» Objective
Render every entry verbatim.

» Provided material
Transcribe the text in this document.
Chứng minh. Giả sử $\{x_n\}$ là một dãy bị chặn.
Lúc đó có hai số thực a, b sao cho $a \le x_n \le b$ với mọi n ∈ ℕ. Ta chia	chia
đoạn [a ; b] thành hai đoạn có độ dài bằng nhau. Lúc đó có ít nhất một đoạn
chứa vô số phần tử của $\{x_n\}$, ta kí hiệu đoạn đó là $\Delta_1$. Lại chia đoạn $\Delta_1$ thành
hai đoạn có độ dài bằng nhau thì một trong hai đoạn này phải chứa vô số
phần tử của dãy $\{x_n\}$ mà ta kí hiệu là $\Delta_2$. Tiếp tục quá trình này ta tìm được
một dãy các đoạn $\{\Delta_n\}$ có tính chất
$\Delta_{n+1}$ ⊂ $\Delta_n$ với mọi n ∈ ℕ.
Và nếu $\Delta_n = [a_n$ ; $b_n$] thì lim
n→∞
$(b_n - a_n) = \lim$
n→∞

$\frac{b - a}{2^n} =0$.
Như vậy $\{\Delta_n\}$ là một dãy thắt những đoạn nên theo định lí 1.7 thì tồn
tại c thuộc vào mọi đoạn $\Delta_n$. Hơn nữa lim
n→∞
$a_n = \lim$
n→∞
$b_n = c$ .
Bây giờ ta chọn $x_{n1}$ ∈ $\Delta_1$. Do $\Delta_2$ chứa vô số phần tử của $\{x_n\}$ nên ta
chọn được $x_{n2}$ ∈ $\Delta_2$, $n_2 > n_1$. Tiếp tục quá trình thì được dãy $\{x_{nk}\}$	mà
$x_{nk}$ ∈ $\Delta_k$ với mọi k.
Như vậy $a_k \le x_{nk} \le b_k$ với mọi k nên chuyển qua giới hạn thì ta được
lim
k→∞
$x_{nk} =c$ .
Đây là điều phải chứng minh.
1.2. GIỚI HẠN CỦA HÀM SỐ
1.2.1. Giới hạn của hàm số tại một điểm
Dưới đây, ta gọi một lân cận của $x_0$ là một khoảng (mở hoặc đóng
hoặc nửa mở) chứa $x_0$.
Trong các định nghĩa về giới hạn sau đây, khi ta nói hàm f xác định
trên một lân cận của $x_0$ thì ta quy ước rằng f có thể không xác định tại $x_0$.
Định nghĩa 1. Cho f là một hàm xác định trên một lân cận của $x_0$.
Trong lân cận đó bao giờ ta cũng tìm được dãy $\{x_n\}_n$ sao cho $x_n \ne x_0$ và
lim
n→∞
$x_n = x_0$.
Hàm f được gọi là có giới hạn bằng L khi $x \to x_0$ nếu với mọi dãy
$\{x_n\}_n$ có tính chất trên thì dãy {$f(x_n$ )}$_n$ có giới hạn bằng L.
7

» Task answer
Transcribe the text in this document.
Chứng minh. Giả sử $\{x_n\}$ là một dãy bị chặn.
Lúc đó có hai số thực a, b sao cho $a \le x_n \le b$ với mọi n ∈ ℕ. Ta chia	chia
đoạn [a ; b] thành hai đoạn có độ dài bằng nhau. Lúc đó có ít nhất một đoạn
chứa vô số phần tử của $\{x_n\}$, ta kí hiệu đoạn đó là $\Delta_1$. Lại chia đoạn $\Delta_1$ thành
hai đoạn có độ dài bằng nhau thì một trong hai đoạn này phải chứa vô số
phần tử của dãy $\{x_n\}$ mà ta kí hiệu là $\Delta_2$. Tiếp tục quá trình này ta tìm được
một dãy các đoạn $\{\Delta_n\}$ có tính chất
$\Delta_{n+1}$ ⊂ $\Delta_n$ với mọi n ∈ ℕ.
Và nếu $\Delta_n = [a_n$ ; $b_n$] thì lim
n→∞
$(b_n - a_n) = \lim$
n→∞

$\frac{b - a}{2^n} =0$.
Như vậy $\{\Delta_n\}$ là một dãy thắt những đoạn nên theo định lí 1.7 thì tồn
tại c thuộc vào mọi đoạn $\Delta_n$. Hơn nữa lim
n→∞
$a_n = \lim$
n→∞
$b_n = c$ .
Bây giờ ta chọn $x_{n1}$ ∈ $\Delta_1$. Do $\Delta_2$ chứa vô số phần tử của $\{x_n\}$ nên ta
chọn được $x_{n2}$ ∈ $\Delta_2$, $n_2 > n_1$. Tiếp tục quá trình thì được dãy $\{x_{nk}\}$	mà
$x_{nk}$ ∈ $\Delta_k$ với mọi k.
Như vậy $a_k \le x_{nk} \le b_k$ với mọi k nên chuyển qua giới hạn thì ta được
lim
k→∞
$x_{nk} =c$ .
Đây là điều phải chứng minh.
1.2. GIỚI HẠN CỦA HÀM SỐ
1.2.1. Giới hạn của hàm số tại một điểm
Dưới đây, ta gọi một lân cận của $x_0$ là một khoảng (mở hoặc đóng
hoặc nửa mở) chứa $x_0$.
Trong các định nghĩa về giới hạn sau đây, khi ta nói hàm f xác định
trên một lân cận của $x_0$ thì ta quy ước rằng f có thể không xác định tại $x_0$.
Định nghĩa 1. Cho f là một hàm xác định trên một lân cận của $x_0$.
Trong lân cận đó bao giờ ta cũng tìm được dãy $\{x_n\}_n$ sao cho $x_n \ne x_0$ và
lim
n→∞
$x_n = x_0$.
Hàm f được gọi là có giới hạn bằng L khi $x \to x_0$ nếu với mọi dãy
$\{x_n\}_n$ có tính chất trên thì dãy {$f(x_n$ )}$_n$ có giới hạn bằng L.
7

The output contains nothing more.